▶ [Given request]
Print verbatim every line starting at the one that contains "Read out every word on this page." and ending at the final line of the records; include both endpoints.

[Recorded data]

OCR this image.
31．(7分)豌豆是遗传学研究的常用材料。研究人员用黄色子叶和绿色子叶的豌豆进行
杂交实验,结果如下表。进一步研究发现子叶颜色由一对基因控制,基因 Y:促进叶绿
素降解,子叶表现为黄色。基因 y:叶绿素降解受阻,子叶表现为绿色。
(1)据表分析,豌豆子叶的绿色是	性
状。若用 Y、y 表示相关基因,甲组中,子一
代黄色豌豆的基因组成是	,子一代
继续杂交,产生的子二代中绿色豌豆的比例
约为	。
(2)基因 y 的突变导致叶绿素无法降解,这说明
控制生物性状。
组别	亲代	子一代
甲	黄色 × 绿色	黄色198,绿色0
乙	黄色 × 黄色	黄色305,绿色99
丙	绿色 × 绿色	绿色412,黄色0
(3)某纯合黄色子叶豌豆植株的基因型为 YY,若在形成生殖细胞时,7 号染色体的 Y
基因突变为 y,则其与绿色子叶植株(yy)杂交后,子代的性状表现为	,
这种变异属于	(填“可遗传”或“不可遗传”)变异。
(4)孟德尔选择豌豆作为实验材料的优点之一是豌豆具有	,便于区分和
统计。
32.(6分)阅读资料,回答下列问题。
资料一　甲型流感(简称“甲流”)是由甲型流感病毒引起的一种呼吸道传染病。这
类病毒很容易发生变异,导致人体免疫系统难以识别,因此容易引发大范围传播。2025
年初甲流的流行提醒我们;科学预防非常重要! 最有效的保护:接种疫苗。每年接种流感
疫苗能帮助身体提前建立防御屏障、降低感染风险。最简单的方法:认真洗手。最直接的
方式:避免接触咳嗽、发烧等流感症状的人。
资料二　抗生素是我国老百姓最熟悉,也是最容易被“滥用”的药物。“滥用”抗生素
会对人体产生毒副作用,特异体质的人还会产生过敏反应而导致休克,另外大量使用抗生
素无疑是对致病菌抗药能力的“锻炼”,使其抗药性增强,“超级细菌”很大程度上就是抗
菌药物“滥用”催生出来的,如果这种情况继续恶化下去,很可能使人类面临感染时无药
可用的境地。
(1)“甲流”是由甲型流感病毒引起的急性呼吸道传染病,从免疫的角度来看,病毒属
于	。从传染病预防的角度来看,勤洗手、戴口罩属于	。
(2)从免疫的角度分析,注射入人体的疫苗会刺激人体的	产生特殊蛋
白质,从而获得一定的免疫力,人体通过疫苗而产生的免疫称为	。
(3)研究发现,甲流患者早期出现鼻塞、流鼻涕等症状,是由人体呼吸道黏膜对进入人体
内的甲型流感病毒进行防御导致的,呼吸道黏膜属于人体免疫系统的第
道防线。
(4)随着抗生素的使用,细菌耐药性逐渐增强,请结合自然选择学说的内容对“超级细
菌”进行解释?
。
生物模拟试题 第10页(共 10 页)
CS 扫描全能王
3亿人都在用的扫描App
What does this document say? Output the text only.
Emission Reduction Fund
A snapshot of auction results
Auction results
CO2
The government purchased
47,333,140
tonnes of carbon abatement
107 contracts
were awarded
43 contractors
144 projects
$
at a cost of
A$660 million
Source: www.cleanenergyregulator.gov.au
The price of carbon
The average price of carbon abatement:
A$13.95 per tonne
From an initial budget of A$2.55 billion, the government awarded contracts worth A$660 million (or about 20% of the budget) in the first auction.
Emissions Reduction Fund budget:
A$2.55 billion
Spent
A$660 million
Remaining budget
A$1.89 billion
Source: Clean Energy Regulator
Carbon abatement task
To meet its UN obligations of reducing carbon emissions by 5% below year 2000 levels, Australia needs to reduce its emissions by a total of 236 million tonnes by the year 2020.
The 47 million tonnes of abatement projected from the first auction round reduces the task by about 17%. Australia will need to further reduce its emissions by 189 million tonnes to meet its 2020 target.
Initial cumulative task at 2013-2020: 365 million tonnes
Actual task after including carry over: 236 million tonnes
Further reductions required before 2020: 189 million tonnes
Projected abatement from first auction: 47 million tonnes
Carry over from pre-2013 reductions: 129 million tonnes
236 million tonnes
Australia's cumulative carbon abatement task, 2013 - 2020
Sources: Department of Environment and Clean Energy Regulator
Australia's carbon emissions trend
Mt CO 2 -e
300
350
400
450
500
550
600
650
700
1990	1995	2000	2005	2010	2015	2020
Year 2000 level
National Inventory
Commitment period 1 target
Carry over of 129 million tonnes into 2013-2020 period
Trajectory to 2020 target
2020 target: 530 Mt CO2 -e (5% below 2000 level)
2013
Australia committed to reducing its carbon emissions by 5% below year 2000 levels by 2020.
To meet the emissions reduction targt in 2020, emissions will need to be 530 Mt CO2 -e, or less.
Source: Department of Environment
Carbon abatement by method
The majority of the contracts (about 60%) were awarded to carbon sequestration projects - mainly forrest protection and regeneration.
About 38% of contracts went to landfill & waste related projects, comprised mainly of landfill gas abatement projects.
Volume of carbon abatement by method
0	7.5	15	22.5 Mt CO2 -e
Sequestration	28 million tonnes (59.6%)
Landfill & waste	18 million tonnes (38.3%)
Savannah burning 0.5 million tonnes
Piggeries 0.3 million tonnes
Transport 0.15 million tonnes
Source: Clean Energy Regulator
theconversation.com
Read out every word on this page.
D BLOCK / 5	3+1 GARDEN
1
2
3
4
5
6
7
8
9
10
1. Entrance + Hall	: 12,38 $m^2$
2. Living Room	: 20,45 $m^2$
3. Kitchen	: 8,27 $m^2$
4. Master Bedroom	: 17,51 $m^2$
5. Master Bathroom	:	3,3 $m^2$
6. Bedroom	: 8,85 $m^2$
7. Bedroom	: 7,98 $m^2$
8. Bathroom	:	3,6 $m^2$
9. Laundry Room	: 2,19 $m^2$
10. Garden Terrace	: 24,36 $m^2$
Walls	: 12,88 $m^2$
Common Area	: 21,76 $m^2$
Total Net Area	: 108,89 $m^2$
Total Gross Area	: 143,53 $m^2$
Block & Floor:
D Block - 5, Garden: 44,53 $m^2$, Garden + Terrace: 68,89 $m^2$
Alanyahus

▶ [Complete answer]
Read out every word on this page.
D BLOCK / 5	3+1 GARDEN
1
2
3
4
5
6
7
8
9
10
1. Entrance + Hall	: 12,38 $m^2$
2. Living Room	: 20,45 $m^2$
3. Kitchen	: 8,27 $m^2$
4. Master Bedroom	: 17,51 $m^2$
5. Master Bathroom	:	3,3 $m^2$
6. Bedroom	: 8,85 $m^2$
7. Bedroom	: 7,98 $m^2$
8. Bathroom	:	3,6 $m^2$
9. Laundry Room	: 2,19 $m^2$
10. Garden Terrace	: 24,36 $m^2$
Walls	: 12,88 $m^2$
Common Area	: 21,76 $m^2$
Total Net Area	: 108,89 $m^2$
Total Gross Area	: 143,53 $m^2$
Block & Floor:
D Block - 5, Garden: 44,53 $m^2$, Garden + Terrace: 68,89 $m^2$
Alanyahus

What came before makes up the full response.